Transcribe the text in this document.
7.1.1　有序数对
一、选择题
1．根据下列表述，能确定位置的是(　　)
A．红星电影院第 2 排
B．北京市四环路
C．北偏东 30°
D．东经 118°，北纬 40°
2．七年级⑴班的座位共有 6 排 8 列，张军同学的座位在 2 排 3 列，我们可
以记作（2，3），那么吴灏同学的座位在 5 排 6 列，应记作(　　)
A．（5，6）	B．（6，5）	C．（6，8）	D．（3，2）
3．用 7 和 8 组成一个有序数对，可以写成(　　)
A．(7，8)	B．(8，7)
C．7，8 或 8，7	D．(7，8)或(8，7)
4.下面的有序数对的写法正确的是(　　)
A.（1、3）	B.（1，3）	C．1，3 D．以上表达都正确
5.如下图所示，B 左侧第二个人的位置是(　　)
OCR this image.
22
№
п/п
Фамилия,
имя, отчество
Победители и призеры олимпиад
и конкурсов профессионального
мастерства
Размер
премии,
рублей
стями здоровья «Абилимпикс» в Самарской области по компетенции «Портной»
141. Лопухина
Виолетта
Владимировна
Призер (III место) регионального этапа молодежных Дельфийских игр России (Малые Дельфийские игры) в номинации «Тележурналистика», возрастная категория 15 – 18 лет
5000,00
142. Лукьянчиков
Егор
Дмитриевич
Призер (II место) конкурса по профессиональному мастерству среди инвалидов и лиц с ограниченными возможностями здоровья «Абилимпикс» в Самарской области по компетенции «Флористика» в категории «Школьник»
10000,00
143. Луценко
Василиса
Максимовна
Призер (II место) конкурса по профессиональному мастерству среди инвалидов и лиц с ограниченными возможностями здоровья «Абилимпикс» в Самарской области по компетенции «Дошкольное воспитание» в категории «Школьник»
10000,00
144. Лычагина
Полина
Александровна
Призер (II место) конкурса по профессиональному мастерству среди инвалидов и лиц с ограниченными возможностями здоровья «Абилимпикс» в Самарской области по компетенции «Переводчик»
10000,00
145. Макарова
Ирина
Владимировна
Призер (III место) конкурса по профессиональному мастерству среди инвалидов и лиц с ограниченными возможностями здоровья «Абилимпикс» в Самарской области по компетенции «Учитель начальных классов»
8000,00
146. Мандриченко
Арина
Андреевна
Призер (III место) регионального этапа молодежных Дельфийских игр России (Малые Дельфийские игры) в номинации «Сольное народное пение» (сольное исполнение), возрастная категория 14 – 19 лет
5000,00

::::

*What is required*
Make an exact copy of all the data.

*The reply*
Transcribe the text in this document.
7.1.1　有序数对
一、选择题
1．根据下列表述，能确定位置的是(　　)
A．红星电影院第 2 排
B．北京市四环路
C．北偏东 30°
D．东经 118°，北纬 40°
2．七年级⑴班的座位共有 6 排 8 列，张军同学的座位在 2 排 3 列，我们可
以记作（2，3），那么吴灏同学的座位在 5 排 6 列，应记作(　　)
A．（5，6）	B．（6，5）	C．（6，8）	D．（3，2）
3．用 7 和 8 组成一个有序数对，可以写成(　　)
A．(7，8)	B．(8，7)
C．7，8 或 8，7	D．(7，8)或(8，7)
4.下面的有序数对的写法正确的是(　　)
A.（1、3）	B.（1，3）	C．1，3 D．以上表达都正确
5.如下图所示，B 左侧第二个人的位置是(　　)
OCR this image.
22
№
п/п
Фамилия,
имя, отчество
Победители и призеры олимпиад
и конкурсов профессионального
мастерства
Размер
премии,
рублей
стями здоровья «Абилимпикс» в Самарской области по компетенции «Портной»
141. Лопухина
Виолетта
Владимировна
Призер (III место) регионального этапа молодежных Дельфийских игр России (Малые Дельфийские игры) в номинации «Тележурналистика», возрастная категория 15 – 18 лет
5000,00
142. Лукьянчиков
Егор
Дмитриевич
Призер (II место) конкурса по профессиональному мастерству среди инвалидов и лиц с ограниченными возможностями здоровья «Абилимпикс» в Самарской области по компетенции «Флористика» в категории «Школьник»
10000,00
143. Луценко
Василиса
Максимовна
Призер (II место) конкурса по профессиональному мастерству среди инвалидов и лиц с ограниченными возможностями здоровья «Абилимпикс» в Самарской области по компетенции «Дошкольное воспитание» в категории «Школьник»
10000,00
144. Лычагина
Полина
Александровна
Призер (II место) конкурса по профессиональному мастерству среди инвалидов и лиц с ограниченными возможностями здоровья «Абилимпикс» в Самарской области по компетенции «Переводчик»
10000,00
145. Макарова
Ирина
Владимировна
Призер (III место) конкурса по профессиональному мастерству среди инвалидов и лиц с ограниченными возможностями здоровья «Абилимпикс» в Самарской области по компетенции «Учитель начальных классов»
8000,00
146. Мандриченко
Арина
Андреевна
Призер (III место) регионального этапа молодежных Дельфийских игр России (Малые Дельфийские игры) в номинации «Сольное народное пение» (сольное исполнение), возрастная категория 14 – 19 лет
5000,00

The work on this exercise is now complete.